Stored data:
※ ※ ※
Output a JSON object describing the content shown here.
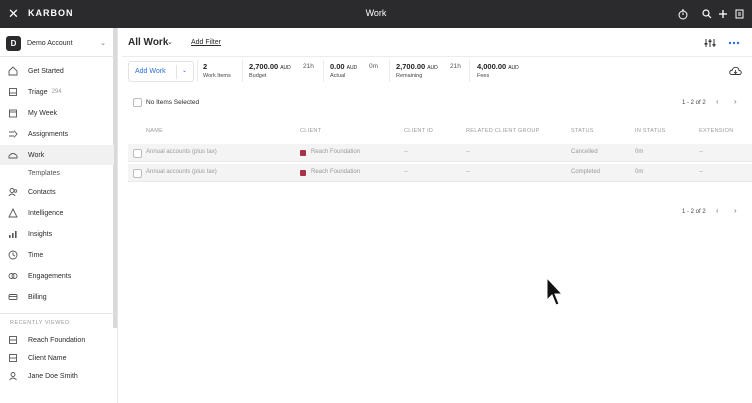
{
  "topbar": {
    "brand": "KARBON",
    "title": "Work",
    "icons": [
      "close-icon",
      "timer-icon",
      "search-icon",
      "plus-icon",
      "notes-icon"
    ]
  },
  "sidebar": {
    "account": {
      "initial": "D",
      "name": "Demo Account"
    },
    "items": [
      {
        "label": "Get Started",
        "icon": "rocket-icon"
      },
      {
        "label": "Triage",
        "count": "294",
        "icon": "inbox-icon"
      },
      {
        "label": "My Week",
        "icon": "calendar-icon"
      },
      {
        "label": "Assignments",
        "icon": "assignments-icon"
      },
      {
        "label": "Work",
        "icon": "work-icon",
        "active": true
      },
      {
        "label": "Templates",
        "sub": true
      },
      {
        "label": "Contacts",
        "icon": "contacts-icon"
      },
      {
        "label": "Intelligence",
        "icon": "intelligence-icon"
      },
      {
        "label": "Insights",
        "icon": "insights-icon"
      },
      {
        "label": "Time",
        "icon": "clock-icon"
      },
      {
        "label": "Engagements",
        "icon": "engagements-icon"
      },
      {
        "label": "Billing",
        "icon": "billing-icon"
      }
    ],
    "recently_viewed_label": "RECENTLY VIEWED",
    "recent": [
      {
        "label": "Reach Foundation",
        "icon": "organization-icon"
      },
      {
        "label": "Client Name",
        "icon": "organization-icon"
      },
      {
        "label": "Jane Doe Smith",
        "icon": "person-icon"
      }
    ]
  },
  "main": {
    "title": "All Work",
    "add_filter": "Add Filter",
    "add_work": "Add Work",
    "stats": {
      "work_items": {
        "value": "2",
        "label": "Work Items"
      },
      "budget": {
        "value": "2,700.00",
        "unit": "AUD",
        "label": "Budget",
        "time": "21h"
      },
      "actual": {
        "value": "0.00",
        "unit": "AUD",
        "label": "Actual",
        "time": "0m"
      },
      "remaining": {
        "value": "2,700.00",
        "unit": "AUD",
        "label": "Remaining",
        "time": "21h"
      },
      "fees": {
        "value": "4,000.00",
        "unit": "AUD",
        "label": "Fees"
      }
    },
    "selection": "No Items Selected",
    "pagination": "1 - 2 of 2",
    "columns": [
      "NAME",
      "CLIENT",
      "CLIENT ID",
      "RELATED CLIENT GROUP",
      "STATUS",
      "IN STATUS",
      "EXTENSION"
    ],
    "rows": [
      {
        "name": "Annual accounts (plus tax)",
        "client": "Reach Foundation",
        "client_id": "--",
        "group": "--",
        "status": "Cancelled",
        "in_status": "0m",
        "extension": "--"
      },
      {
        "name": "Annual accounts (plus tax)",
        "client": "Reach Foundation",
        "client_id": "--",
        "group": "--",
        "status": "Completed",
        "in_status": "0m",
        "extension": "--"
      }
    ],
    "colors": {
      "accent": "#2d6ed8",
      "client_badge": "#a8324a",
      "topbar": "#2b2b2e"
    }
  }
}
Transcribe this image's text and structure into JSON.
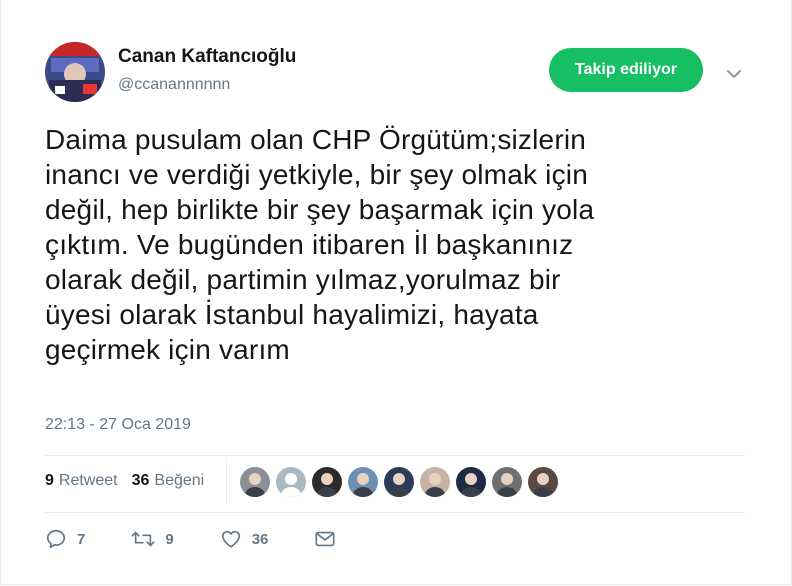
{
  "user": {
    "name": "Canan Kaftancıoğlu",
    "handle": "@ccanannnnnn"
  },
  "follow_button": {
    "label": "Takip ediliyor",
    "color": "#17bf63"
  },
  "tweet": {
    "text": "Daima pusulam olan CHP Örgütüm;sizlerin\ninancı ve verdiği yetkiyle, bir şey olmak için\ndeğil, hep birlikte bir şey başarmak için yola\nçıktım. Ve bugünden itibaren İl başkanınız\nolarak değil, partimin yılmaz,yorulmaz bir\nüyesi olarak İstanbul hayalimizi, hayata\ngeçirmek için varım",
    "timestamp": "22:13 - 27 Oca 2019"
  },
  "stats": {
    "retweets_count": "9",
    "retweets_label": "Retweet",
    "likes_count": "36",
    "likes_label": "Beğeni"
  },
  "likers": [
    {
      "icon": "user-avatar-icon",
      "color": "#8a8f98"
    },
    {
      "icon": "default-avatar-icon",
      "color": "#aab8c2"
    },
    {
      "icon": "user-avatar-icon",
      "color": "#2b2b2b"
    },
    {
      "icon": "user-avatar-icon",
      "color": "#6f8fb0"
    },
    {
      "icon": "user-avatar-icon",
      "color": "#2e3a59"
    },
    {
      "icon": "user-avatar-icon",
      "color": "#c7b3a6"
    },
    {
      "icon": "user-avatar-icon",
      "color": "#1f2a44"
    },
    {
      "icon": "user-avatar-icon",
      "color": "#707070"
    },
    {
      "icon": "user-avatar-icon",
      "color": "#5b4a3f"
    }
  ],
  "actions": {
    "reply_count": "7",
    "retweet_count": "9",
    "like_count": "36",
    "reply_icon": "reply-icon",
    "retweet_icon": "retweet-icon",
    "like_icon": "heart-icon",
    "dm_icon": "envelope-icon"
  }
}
※ ※ ※
WHAT IS NEEDED:
Provide solely the number of lines in the data that include the word "value".

THE REPLY:
5